START Input data

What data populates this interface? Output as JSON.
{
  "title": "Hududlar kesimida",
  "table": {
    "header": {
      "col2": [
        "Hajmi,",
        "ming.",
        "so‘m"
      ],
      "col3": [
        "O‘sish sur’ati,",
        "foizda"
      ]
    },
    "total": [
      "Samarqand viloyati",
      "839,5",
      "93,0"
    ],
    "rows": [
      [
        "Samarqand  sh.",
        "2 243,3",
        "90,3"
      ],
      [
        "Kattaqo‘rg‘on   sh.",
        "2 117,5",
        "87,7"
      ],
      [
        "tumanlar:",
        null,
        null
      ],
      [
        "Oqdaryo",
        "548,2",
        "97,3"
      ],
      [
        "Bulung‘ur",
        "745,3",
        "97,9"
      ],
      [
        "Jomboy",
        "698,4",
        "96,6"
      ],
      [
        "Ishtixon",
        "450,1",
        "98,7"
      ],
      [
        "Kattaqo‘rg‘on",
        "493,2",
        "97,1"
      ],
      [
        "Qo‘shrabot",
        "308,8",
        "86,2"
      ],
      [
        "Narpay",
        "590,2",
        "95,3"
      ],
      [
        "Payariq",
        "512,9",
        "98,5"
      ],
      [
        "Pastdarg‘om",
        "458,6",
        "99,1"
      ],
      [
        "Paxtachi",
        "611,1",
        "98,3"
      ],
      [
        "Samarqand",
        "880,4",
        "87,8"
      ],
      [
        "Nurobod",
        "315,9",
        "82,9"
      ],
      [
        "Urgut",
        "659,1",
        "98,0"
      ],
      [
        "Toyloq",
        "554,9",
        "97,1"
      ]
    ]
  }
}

END Input data

■ **Exercise**
Among the records above, how many lines carry the string "Samarqand"? Reply with the number alone.

■ **Correct output**
3